#### Goal of the exercise:
Lines containing the word "جانبی" are to be located and copied.

Raw records
┌────────
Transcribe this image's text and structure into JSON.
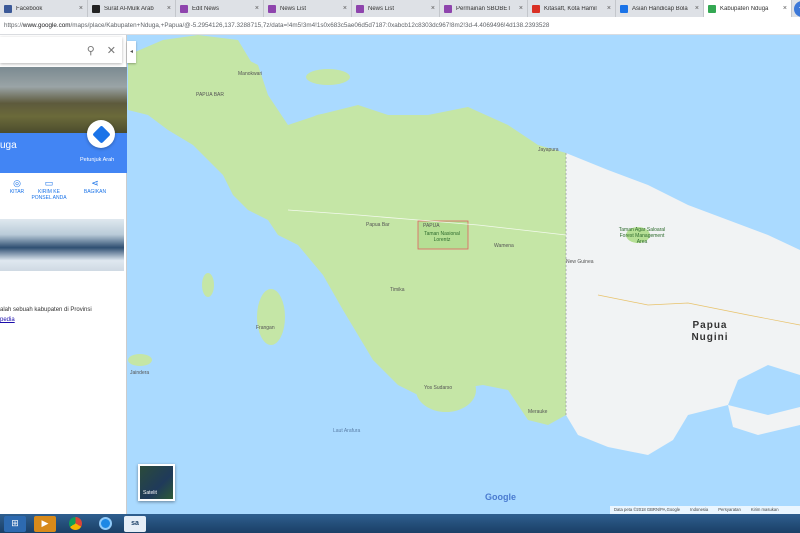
{
  "browser": {
    "tabs": [
      {
        "label": "Facebook",
        "color": "#3b5998"
      },
      {
        "label": "Surat Al-Mulk Arab",
        "color": "#222222"
      },
      {
        "label": "Edit News",
        "color": "#8e44ad"
      },
      {
        "label": "News List",
        "color": "#8e44ad"
      },
      {
        "label": "News List",
        "color": "#8e44ad"
      },
      {
        "label": "Permainan SBOBET",
        "color": "#8e44ad"
      },
      {
        "label": "Kitasaft, Kota Hamil",
        "color": "#d93025"
      },
      {
        "label": "Asian Handicap Bola",
        "color": "#1a73e8"
      },
      {
        "label": "Kabupaten Nduga",
        "color": "#34a853"
      }
    ],
    "tab_close": "×",
    "new_tab": "+",
    "url_prefix": "https://",
    "url_host": "www.google.com",
    "url_rest": "/maps/place/Kabupaten+Nduga,+Papua/@-5.2954126,137.3288715,7z/data=!4m5!3m4!1s0x683c5ae06d5d7187:0xabcb12c8303dc967!8m2!3d-4.4069496!4d138.2393528"
  },
  "panel": {
    "search_icon": "search-icon",
    "place_name": "uga",
    "directions_label": "Petunjuk Arah",
    "actions": [
      {
        "label": "KITAR",
        "icon": "nearby-icon"
      },
      {
        "label": "KIRIM KE PONSEL ANDA",
        "icon": "send-to-phone-icon"
      },
      {
        "label": "BAGIKAN",
        "icon": "share-icon"
      }
    ],
    "description": "alah sebuah kabupaten di Provinsi",
    "wiki_link": "pedia"
  },
  "map": {
    "labels": [
      {
        "text": "Manokwari"
      },
      {
        "text": "PAPUA BAR"
      },
      {
        "text": "Jayapura"
      },
      {
        "text": "Papua Bar"
      },
      {
        "text": "Timika"
      },
      {
        "text": "Wamena"
      },
      {
        "text": "Merauke"
      },
      {
        "text": "Yos Sudarso"
      },
      {
        "text": "Frangan"
      },
      {
        "text": "Jaindera"
      },
      {
        "text": "New Guinea"
      },
      {
        "text": "PAPUA"
      }
    ],
    "sea_labels": [
      {
        "text": "Laut Arafura"
      }
    ],
    "park_national": "Taman Nasional Lorentz",
    "park_png": "Taman Agar Saloaral Forest Management Area",
    "country_png": "Papua Nugini",
    "satellite_label": "Satelit",
    "google_logo": "Google",
    "footer": {
      "data": "Data peta ©2018 GBRN/PA,Google",
      "country": "Indonesia",
      "terms": "Persyaratan",
      "feedback": "Kirim masukan"
    },
    "colors": {
      "sea": "#aadaff",
      "land_idn": "#c5e6a6",
      "land_png": "#f1f3f4"
    }
  },
  "taskbar": {
    "items": [
      {
        "icon": "windows-start-icon"
      },
      {
        "icon": "media-player-icon"
      },
      {
        "icon": "chrome-icon"
      },
      {
        "icon": "browser-icon"
      },
      {
        "icon": "app-sa-icon",
        "label": "sa"
      }
    ]
  }
}
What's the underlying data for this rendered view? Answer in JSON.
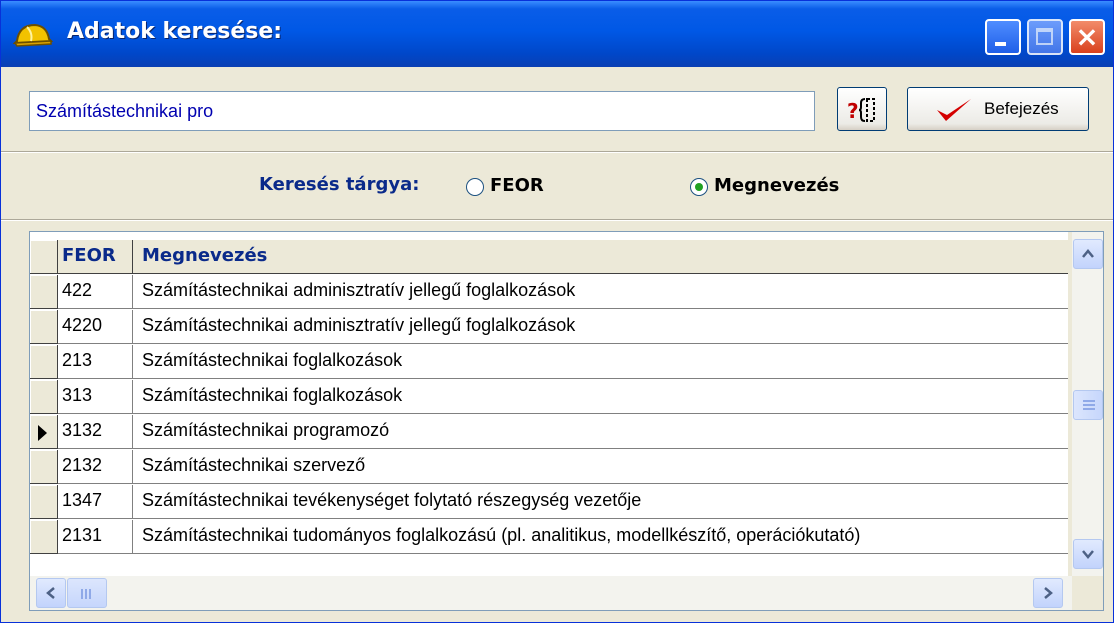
{
  "window": {
    "title": "Adatok keresése:"
  },
  "search": {
    "value": "Számítástechnikai pro"
  },
  "toolbar": {
    "finish_label": "Befejezés",
    "help_icon": "help-braces-icon",
    "finish_icon": "checkmark-icon"
  },
  "subject": {
    "label": "Keresés tárgya:",
    "options": [
      {
        "label": "FEOR",
        "selected": false
      },
      {
        "label": "Megnevezés",
        "selected": true
      }
    ]
  },
  "grid": {
    "columns": [
      "FEOR",
      "Megnevezés"
    ],
    "current_row": 4,
    "rows": [
      {
        "feor": "422",
        "name": "Számítástechnikai adminisztratív jellegű foglalkozások"
      },
      {
        "feor": "4220",
        "name": "Számítástechnikai adminisztratív jellegű foglalkozások"
      },
      {
        "feor": "213",
        "name": "Számítástechnikai foglalkozások"
      },
      {
        "feor": "313",
        "name": "Számítástechnikai foglalkozások"
      },
      {
        "feor": "3132",
        "name": "Számítástechnikai programozó"
      },
      {
        "feor": "2132",
        "name": "Számítástechnikai szervező"
      },
      {
        "feor": "1347",
        "name": "Számítástechnikai tevékenységet folytató részegység vezetője"
      },
      {
        "feor": "2131",
        "name": "Számítástechnikai tudományos foglalkozású (pl. analitikus, modellkészítő, operációkutató)"
      }
    ],
    "vertical_scroll_fraction": 0.5,
    "horizontal_scroll_fraction": 0.0
  },
  "colors": {
    "titlebar": "#0058E6",
    "heading_text": "#0A2A8A",
    "input_text": "#0000B0",
    "checkmark": "#D40000",
    "radio_dot": "#21A121"
  }
}
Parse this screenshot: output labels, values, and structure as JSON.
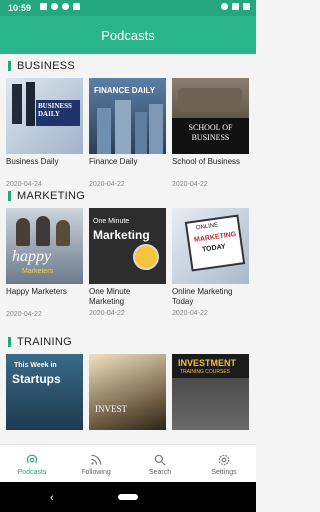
{
  "status": {
    "time": "10:59"
  },
  "app": {
    "title": "Podcasts"
  },
  "sections": [
    {
      "title": "BUSINESS",
      "items": [
        {
          "title": "Business Daily",
          "date": "2020-04-24",
          "thumb_text": "BUSINESS DAILY"
        },
        {
          "title": "Finance Daily",
          "date": "2020-04-22",
          "thumb_text": "FINANCE DAILY"
        },
        {
          "title": "School of Business",
          "date": "2020-04-22",
          "thumb_text": "SCHOOL OF BUSINESS"
        }
      ]
    },
    {
      "title": "MARKETING",
      "items": [
        {
          "title": "Happy Marketers",
          "date": "2020-04-22",
          "thumb_text_1": "happy",
          "thumb_text_2": "Marketers"
        },
        {
          "title": "One Minute Marketing",
          "date": "2020-04-22",
          "thumb_text_1": "One Minute",
          "thumb_text_2": "Marketing"
        },
        {
          "title": "Online Marketing Today",
          "date": "2020-04-22",
          "thumb_text_1": "ONLINE",
          "thumb_text_2": "MARKETING",
          "thumb_text_3": "TODAY"
        }
      ]
    },
    {
      "title": "TRAINING",
      "items": [
        {
          "thumb_text_1": "This Week in",
          "thumb_text_2": "Startups"
        },
        {
          "thumb_text_1": "INVEST"
        },
        {
          "thumb_text_1": "INVESTMENT",
          "thumb_text_2": "TRAINING COURSES"
        }
      ]
    }
  ],
  "nav": {
    "podcasts": "Podcasts",
    "following": "Following",
    "search": "Search",
    "settings": "Settings"
  },
  "colors": {
    "accent": "#2bb58a",
    "status_bar": "#25a77e"
  }
}
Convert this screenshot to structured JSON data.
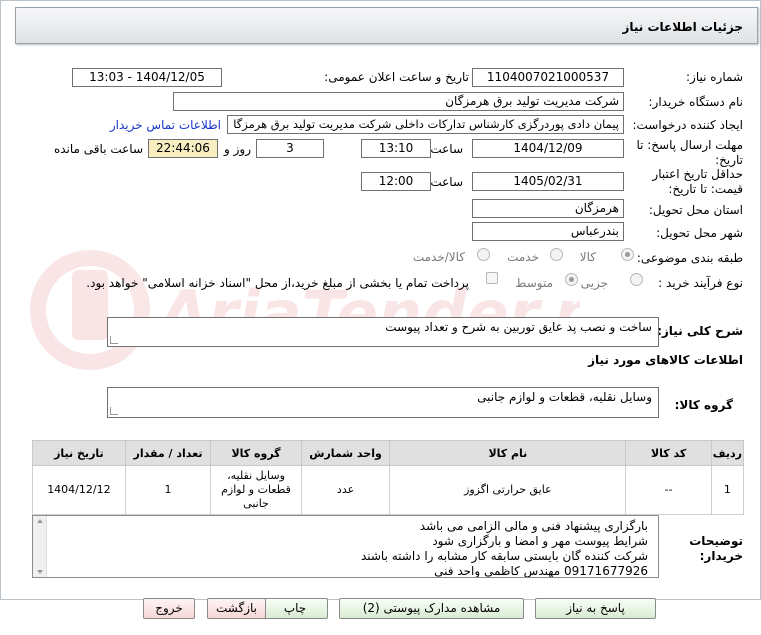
{
  "header": {
    "title": "جزئیات اطلاعات نیاز"
  },
  "watermark": {
    "text": "AriaTender.net"
  },
  "form": {
    "need_number": {
      "label": "شماره نیاز:",
      "value": "1104007021000537"
    },
    "announce_datetime": {
      "label": "تاریخ و ساعت اعلان عمومی:",
      "value": "1404/12/05 - 13:03"
    },
    "buyer_org": {
      "label": "نام دستگاه خریدار:",
      "value": "شرکت مدیریت تولید برق هرمزگان"
    },
    "requester": {
      "label": "ایجاد کننده درخواست:",
      "value": "پیمان دادی پوردرگزی کارشناس تدارکات داخلی شرکت مدیریت تولید برق هرمزگا",
      "contact_link": "اطلاعات تماس خریدار"
    },
    "deadline": {
      "label": "مهلت ارسال پاسخ: تا تاریخ:",
      "date": "1404/12/09",
      "time_label": "ساعت",
      "time": "13:10",
      "days": "3",
      "days_label": "روز و",
      "remaining": "22:44:06",
      "remaining_label": "ساعت باقی مانده"
    },
    "validity": {
      "label": "حداقل تاریخ اعتبار قیمت: تا تاریخ:",
      "date": "1405/02/31",
      "time_label": "ساعت",
      "time": "12:00"
    },
    "province": {
      "label": "استان محل تحویل:",
      "value": "هرمزگان"
    },
    "city": {
      "label": "شهر محل تحویل:",
      "value": "بندرعباس"
    },
    "category": {
      "label": "طبقه بندی موضوعی:",
      "options": [
        "کالا",
        "خدمت",
        "کالا/خدمت"
      ],
      "selected": "کالا"
    },
    "process": {
      "label": "نوع فرآیند خرید :",
      "options": [
        "جزیی",
        "متوسط"
      ],
      "selected": "جزیی",
      "payment_note": "پرداخت تمام یا بخشی از مبلغ خرید،از محل \"اسناد خزانه اسلامی\" خواهد بود."
    }
  },
  "need_description": {
    "label": "شرح کلی نیاز:",
    "value": "ساخت و نصب پد عایق توربین به شرح و تعداد پیوست"
  },
  "goods_section": {
    "title": "اطلاعات کالاهای مورد نیاز"
  },
  "goods_group": {
    "label": "گروه کالا:",
    "value": "وسایل نقلیه، قطعات و لوازم جانبی"
  },
  "items_table": {
    "headers": [
      "ردیف",
      "کد کالا",
      "نام کالا",
      "واحد شمارش",
      "گروه کالا",
      "تعداد / مقدار",
      "تاریخ نیاز"
    ],
    "rows": [
      [
        "1",
        "--",
        "عایق حرارتی اگزوز",
        "عدد",
        "وسایل نقلیه، قطعات و لوازم جانبی",
        "1",
        "1404/12/12"
      ]
    ]
  },
  "buyer_notes": {
    "label": "توضیحات خریدار:",
    "lines": [
      "بارگزاری پیشنهاد فنی و مالی الزامی می باشد",
      "شرایط پیوست مهر و امضا و بارگزاری شود",
      "شرکت کننده گان بایستی سابقه کار مشابه را داشته باشند",
      "09171677926 مهندس کاظمی واحد فنی"
    ]
  },
  "buttons": {
    "reply": "پاسخ به نیاز",
    "view_docs": "مشاهده مدارک پیوستی (2)",
    "print": "چاپ",
    "back": "بازگشت",
    "exit": "خروج"
  }
}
└────────
#### Task answer:
    "value": "وسایل نقلیه، قطعات و لوازم جانبی"
        "وسایل نقلیه، قطعات و لوازم جانبی",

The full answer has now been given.